*EXERCISE BRIEF*.
For each line of the data below that holds "Contains", copy the line.

──────────

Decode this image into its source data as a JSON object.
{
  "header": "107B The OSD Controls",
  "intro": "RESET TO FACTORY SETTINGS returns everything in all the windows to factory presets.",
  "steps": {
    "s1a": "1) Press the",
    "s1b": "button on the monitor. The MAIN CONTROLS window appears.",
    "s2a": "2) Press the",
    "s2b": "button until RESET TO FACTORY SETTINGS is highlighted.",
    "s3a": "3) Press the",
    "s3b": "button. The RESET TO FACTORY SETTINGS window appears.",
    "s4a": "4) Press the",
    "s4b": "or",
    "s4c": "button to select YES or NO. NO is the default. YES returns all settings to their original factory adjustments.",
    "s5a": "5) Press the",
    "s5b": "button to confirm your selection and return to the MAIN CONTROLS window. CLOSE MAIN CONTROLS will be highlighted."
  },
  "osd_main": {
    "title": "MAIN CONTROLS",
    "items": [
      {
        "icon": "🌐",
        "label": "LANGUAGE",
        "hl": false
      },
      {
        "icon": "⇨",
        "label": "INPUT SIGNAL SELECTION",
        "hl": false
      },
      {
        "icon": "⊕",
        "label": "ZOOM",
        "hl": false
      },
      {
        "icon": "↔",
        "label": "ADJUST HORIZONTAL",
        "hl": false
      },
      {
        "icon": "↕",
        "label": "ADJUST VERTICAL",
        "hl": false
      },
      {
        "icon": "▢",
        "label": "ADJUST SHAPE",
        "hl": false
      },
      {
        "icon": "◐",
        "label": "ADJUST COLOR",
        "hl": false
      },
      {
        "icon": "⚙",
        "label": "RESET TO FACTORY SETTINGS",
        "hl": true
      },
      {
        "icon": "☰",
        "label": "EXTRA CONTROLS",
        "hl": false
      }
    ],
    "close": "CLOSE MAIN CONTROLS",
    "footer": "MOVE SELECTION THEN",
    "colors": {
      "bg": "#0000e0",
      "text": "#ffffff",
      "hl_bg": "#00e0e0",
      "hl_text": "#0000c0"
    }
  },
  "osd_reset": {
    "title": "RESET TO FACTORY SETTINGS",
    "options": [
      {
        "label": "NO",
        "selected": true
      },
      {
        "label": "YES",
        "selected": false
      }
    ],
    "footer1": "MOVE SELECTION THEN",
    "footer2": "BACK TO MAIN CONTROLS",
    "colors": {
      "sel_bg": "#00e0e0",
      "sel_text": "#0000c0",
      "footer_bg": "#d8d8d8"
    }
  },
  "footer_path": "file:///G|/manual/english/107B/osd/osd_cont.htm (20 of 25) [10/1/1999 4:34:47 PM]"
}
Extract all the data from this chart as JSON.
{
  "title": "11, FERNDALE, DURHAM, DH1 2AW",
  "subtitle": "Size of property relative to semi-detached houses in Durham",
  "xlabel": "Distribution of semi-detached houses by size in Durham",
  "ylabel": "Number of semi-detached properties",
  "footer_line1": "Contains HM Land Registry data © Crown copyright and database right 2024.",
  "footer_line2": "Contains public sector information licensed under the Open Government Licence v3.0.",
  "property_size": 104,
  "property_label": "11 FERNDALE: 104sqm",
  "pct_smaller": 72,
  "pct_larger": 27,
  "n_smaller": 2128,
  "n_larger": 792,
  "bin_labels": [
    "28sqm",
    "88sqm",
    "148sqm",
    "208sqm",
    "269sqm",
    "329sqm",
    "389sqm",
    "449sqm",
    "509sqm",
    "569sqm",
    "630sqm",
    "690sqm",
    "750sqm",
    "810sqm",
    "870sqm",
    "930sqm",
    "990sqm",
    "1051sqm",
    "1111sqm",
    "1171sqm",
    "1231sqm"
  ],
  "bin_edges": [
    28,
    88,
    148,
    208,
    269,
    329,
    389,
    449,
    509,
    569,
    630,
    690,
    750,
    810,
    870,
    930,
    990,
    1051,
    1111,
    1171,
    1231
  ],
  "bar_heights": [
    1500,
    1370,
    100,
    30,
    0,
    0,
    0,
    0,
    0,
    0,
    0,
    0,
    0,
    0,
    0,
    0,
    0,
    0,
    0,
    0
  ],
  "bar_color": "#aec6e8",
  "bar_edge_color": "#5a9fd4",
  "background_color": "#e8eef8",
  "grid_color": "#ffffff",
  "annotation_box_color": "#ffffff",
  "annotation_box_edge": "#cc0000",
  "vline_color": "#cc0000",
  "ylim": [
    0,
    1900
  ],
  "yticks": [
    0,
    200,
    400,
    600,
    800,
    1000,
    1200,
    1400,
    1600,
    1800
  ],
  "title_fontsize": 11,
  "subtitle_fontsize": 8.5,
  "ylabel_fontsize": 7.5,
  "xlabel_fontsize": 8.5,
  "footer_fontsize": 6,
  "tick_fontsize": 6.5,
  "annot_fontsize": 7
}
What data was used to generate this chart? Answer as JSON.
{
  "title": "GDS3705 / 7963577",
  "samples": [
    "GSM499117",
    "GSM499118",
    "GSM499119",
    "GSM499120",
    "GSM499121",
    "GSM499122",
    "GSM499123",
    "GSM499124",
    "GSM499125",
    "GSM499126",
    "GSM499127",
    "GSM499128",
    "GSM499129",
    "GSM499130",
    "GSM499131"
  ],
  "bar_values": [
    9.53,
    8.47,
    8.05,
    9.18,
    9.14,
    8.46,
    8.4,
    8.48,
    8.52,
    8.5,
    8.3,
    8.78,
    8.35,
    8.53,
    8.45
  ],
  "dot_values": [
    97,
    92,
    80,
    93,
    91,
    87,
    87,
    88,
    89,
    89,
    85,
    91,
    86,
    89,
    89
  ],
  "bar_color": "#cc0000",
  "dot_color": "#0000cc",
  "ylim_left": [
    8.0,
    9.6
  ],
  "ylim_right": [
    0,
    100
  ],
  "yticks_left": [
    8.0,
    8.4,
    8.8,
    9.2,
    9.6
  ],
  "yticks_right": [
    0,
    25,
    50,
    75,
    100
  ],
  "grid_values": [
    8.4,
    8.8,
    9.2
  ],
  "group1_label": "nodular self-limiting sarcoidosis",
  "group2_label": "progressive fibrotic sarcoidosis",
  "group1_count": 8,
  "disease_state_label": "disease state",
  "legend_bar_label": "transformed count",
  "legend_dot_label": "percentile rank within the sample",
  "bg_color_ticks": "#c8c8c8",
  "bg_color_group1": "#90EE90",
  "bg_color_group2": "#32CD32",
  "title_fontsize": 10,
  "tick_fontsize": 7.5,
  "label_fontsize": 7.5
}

──────────

*TASK RESPONSE*.
  "footer_line1": "Contains HM Land Registry data © Crown copyright and database right 2024.",
  "footer_line2": "Contains public sector information licensed under the Open Government Licence v3.0.",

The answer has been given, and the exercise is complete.